## DO THIS:
Write the records out again, precisely as they stand.
-- GIVEN DATA start --
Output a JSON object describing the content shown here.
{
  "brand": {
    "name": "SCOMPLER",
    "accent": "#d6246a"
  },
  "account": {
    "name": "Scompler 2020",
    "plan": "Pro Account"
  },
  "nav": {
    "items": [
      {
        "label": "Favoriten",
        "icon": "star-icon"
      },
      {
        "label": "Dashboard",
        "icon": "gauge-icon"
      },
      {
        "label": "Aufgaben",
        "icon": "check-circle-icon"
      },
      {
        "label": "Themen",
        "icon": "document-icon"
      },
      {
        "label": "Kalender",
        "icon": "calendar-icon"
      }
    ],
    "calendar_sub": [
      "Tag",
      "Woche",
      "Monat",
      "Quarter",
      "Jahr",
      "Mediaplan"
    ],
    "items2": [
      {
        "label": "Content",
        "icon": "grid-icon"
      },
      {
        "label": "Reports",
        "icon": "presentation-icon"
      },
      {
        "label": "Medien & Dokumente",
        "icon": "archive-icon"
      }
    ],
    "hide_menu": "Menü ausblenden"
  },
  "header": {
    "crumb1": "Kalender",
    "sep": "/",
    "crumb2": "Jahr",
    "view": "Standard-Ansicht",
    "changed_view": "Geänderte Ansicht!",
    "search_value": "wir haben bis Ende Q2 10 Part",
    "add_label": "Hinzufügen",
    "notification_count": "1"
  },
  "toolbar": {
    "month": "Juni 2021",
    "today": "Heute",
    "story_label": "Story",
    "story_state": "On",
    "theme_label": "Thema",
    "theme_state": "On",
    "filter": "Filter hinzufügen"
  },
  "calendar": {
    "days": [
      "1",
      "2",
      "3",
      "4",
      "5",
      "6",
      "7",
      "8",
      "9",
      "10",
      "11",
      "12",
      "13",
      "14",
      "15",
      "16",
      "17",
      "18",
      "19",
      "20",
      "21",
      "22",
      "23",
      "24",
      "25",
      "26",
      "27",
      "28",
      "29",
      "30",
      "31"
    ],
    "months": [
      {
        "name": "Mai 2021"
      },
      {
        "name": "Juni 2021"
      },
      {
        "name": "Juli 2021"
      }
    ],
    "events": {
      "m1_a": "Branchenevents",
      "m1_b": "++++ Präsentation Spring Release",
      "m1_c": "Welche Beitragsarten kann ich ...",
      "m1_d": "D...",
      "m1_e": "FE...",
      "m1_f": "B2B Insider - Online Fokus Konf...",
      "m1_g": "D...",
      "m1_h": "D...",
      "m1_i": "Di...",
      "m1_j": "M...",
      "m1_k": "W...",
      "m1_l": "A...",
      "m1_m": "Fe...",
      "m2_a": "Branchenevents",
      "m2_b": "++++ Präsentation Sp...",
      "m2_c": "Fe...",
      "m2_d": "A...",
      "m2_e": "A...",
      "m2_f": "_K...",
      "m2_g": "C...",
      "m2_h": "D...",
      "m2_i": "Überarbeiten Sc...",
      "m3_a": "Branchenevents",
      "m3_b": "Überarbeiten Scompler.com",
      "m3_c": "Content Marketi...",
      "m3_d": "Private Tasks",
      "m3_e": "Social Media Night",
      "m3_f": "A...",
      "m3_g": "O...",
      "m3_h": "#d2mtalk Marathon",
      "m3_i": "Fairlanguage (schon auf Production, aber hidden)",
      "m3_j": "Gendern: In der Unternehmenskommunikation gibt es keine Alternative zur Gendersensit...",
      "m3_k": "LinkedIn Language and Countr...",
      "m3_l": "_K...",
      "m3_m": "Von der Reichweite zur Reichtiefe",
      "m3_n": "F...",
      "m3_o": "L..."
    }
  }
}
-- GIVEN DATA end --
## SOLUTION TO THIS EXERCISE:
Output a JSON object describing the content shown here.
{
  "brand": {
    "name": "SCOMPLER",
    "accent": "#d6246a"
  },
  "account": {
    "name": "Scompler 2020",
    "plan": "Pro Account"
  },
  "nav": {
    "items": [
      {
        "label": "Favoriten",
        "icon": "star-icon"
      },
      {
        "label": "Dashboard",
        "icon": "gauge-icon"
      },
      {
        "label": "Aufgaben",
        "icon": "check-circle-icon"
      },
      {
        "label": "Themen",
        "icon": "document-icon"
      },
      {
        "label": "Kalender",
        "icon": "calendar-icon"
      }
    ],
    "calendar_sub": [
      "Tag",
      "Woche",
      "Monat",
      "Quarter",
      "Jahr",
      "Mediaplan"
    ],
    "items2": [
      {
        "label": "Content",
        "icon": "grid-icon"
      },
      {
        "label": "Reports",
        "icon": "presentation-icon"
      },
      {
        "label": "Medien & Dokumente",
        "icon": "archive-icon"
      }
    ],
    "hide_menu": "Menü ausblenden"
  },
  "header": {
    "crumb1": "Kalender",
    "sep": "/",
    "crumb2": "Jahr",
    "view": "Standard-Ansicht",
    "changed_view": "Geänderte Ansicht!",
    "search_value": "wir haben bis Ende Q2 10 Part",
    "add_label": "Hinzufügen",
    "notification_count": "1"
  },
  "toolbar": {
    "month": "Juni 2021",
    "today": "Heute",
    "story_label": "Story",
    "story_state": "On",
    "theme_label": "Thema",
    "theme_state": "On",
    "filter": "Filter hinzufügen"
  },
  "calendar": {
    "days": [
      "1",
      "2",
      "3",
      "4",
      "5",
      "6",
      "7",
      "8",
      "9",
      "10",
      "11",
      "12",
      "13",
      "14",
      "15",
      "16",
      "17",
      "18",
      "19",
      "20",
      "21",
      "22",
      "23",
      "24",
      "25",
      "26",
      "27",
      "28",
      "29",
      "30",
      "31"
    ],
    "months": [
      {
        "name": "Mai 2021"
      },
      {
        "name": "Juni 2021"
      },
      {
        "name": "Juli 2021"
      }
    ],
    "events": {
      "m1_a": "Branchenevents",
      "m1_b": "++++ Präsentation Spring Release",
      "m1_c": "Welche Beitragsarten kann ich ...",
      "m1_d": "D...",
      "m1_e": "FE...",
      "m1_f": "B2B Insider - Online Fokus Konf...",
      "m1_g": "D...",
      "m1_h": "D...",
      "m1_i": "Di...",
      "m1_j": "M...",
      "m1_k": "W...",
      "m1_l": "A...",
      "m1_m": "Fe...",
      "m2_a": "Branchenevents",
      "m2_b": "++++ Präsentation Sp...",
      "m2_c": "Fe...",
      "m2_d": "A...",
      "m2_e": "A...",
      "m2_f": "_K...",
      "m2_g": "C...",
      "m2_h": "D...",
      "m2_i": "Überarbeiten Sc...",
      "m3_a": "Branchenevents",
      "m3_b": "Überarbeiten Scompler.com",
      "m3_c": "Content Marketi...",
      "m3_d": "Private Tasks",
      "m3_e": "Social Media Night",
      "m3_f": "A...",
      "m3_g": "O...",
      "m3_h": "#d2mtalk Marathon",
      "m3_i": "Fairlanguage (schon auf Production, aber hidden)",
      "m3_j": "Gendern: In der Unternehmenskommunikation gibt es keine Alternative zur Gendersensit...",
      "m3_k": "LinkedIn Language and Countr...",
      "m3_l": "_K...",
      "m3_m": "Von der Reichweite zur Reichtiefe",
      "m3_n": "F...",
      "m3_o": "L..."
    }
  }
}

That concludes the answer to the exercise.